[Recorded data]

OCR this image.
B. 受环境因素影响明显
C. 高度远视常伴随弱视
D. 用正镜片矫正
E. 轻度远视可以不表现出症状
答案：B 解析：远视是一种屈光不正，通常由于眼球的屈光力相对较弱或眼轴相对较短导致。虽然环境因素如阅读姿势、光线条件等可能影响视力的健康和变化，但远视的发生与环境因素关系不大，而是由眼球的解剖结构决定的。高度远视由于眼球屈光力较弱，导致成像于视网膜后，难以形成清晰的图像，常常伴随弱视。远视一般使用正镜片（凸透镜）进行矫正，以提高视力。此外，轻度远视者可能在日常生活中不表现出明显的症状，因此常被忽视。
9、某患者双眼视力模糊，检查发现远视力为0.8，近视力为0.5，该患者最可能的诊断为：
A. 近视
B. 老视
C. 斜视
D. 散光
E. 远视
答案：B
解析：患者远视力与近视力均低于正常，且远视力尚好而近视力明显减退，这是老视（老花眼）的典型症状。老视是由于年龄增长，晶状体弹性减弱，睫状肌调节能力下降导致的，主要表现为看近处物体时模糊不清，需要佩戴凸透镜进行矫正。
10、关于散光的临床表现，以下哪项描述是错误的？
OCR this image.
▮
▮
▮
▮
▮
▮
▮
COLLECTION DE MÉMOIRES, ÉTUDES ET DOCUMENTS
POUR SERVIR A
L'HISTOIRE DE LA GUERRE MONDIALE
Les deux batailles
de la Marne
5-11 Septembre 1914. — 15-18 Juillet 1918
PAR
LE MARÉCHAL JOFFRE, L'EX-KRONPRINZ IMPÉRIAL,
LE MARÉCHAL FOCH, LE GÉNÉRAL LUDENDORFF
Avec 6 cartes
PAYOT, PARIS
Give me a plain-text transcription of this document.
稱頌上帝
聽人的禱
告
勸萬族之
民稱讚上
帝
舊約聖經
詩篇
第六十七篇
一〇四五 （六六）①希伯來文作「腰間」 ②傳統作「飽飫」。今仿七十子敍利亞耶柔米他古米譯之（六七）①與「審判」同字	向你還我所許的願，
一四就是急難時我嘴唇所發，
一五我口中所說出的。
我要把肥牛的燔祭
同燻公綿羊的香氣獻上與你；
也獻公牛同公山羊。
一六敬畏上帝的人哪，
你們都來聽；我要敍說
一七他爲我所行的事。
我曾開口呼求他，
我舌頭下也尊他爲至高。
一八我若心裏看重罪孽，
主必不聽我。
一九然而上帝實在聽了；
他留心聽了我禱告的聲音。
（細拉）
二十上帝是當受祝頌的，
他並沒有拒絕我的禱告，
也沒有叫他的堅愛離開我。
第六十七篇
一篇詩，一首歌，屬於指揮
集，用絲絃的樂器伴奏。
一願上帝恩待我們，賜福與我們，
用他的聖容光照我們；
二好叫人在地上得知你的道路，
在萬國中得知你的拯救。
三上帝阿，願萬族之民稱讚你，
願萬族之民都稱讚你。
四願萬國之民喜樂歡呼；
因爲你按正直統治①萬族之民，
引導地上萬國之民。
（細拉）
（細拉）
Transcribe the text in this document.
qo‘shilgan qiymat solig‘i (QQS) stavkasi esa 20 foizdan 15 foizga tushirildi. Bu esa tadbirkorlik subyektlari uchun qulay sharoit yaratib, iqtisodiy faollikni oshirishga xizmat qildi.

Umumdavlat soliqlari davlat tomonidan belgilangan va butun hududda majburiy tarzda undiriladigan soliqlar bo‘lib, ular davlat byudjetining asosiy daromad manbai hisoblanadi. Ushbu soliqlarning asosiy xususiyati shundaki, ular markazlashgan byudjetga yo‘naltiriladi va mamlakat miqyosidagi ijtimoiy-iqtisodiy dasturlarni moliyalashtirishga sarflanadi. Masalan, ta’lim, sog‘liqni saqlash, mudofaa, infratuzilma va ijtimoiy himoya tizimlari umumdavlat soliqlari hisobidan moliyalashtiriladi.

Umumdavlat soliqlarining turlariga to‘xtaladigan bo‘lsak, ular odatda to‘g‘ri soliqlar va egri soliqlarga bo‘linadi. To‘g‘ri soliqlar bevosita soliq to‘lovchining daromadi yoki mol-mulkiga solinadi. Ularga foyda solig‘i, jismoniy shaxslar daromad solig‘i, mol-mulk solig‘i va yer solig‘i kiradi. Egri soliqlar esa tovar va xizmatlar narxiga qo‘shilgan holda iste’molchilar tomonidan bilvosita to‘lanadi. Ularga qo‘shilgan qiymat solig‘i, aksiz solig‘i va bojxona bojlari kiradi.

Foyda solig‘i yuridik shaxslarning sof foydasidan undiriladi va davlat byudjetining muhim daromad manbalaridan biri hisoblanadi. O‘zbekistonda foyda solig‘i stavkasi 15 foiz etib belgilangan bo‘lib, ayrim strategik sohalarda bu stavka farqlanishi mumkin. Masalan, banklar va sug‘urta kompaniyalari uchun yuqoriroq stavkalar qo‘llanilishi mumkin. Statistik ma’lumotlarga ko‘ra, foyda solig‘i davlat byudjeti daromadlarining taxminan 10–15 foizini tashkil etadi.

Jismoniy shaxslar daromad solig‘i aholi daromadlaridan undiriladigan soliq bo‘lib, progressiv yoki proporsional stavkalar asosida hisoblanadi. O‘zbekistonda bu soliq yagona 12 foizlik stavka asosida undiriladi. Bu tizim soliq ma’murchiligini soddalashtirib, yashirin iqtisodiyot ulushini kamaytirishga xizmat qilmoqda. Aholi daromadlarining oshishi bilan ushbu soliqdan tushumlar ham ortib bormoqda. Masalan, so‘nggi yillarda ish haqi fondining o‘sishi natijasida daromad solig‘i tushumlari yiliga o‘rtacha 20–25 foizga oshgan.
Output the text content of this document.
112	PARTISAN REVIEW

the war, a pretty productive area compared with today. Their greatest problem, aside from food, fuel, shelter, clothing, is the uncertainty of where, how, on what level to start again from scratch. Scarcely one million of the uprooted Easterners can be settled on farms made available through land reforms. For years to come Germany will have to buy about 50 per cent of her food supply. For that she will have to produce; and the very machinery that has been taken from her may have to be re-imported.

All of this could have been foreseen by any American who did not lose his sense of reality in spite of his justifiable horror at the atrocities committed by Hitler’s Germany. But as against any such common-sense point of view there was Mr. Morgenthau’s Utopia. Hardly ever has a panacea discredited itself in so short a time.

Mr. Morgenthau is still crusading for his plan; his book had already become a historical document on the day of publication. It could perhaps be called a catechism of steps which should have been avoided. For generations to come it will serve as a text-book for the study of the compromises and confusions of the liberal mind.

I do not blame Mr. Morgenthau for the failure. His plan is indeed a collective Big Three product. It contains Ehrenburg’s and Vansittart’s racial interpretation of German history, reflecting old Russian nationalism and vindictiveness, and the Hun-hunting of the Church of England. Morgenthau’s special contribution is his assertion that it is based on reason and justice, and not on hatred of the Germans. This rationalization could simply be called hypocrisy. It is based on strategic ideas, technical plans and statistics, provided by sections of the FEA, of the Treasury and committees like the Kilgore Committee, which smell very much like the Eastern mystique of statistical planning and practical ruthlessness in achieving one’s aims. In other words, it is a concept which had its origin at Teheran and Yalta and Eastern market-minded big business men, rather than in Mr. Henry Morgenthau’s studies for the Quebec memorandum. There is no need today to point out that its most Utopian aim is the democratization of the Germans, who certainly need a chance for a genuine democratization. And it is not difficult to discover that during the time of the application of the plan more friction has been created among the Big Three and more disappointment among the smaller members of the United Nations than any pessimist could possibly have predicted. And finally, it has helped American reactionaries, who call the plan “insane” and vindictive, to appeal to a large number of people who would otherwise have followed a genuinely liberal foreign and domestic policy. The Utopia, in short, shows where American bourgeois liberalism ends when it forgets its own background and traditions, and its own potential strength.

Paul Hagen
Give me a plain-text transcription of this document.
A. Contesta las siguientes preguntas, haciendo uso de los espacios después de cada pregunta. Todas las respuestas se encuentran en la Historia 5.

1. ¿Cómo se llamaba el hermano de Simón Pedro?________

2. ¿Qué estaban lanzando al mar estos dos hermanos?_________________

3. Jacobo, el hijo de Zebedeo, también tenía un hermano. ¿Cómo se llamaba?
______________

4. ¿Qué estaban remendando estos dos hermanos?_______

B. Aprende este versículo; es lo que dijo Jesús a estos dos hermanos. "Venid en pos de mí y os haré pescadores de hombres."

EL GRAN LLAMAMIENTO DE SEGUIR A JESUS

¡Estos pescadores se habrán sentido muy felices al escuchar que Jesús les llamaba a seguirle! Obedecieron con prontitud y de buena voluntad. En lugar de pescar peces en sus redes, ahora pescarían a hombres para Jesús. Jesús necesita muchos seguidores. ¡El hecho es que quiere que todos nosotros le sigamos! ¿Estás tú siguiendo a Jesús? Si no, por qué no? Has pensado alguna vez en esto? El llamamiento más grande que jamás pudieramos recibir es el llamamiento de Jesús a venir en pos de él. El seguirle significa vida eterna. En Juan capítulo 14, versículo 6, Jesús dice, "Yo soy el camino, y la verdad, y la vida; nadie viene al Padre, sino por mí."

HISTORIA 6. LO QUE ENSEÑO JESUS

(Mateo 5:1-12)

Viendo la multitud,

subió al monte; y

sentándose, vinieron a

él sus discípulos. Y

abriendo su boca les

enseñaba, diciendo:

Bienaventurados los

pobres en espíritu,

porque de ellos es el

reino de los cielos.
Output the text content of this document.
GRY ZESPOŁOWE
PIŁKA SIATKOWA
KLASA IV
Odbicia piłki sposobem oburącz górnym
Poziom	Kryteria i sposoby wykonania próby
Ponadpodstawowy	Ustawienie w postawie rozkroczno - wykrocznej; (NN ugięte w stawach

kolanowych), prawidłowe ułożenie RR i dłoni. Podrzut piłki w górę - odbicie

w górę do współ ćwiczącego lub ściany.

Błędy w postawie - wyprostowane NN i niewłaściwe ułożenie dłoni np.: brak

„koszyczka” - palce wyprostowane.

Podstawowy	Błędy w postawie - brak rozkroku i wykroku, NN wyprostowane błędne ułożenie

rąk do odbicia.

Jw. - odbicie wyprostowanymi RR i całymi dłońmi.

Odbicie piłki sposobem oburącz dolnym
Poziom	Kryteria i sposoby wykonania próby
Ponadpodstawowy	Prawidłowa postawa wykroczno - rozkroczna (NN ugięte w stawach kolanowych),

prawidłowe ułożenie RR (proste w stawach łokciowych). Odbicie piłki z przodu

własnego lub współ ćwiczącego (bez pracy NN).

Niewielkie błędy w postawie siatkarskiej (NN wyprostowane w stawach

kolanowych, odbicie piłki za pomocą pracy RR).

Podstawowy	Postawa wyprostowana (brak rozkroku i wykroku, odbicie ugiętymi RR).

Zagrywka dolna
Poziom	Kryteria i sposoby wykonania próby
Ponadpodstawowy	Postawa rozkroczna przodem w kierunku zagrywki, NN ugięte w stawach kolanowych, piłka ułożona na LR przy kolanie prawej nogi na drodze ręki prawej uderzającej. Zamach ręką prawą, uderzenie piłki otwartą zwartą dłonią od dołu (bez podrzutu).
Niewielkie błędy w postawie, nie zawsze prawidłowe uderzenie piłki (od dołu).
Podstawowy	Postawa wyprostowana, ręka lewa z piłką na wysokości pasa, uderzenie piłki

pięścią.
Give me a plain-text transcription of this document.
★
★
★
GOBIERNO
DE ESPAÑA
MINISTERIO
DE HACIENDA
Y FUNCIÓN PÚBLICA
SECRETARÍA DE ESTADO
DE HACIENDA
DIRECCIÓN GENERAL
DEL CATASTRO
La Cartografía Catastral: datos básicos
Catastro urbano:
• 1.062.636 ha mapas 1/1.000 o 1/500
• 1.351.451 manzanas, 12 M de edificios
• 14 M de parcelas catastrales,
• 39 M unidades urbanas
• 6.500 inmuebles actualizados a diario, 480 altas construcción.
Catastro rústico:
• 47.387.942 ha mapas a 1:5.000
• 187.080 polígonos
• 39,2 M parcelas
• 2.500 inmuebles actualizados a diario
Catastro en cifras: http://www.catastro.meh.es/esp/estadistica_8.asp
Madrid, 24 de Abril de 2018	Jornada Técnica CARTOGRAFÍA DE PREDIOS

**What you have to do**
Copy each line from the records above that includes the string "sposobem".

**Answer for this exercise**
Odbicia piłki sposobem oburącz górnym
Odbicie piłki sposobem oburącz dolnym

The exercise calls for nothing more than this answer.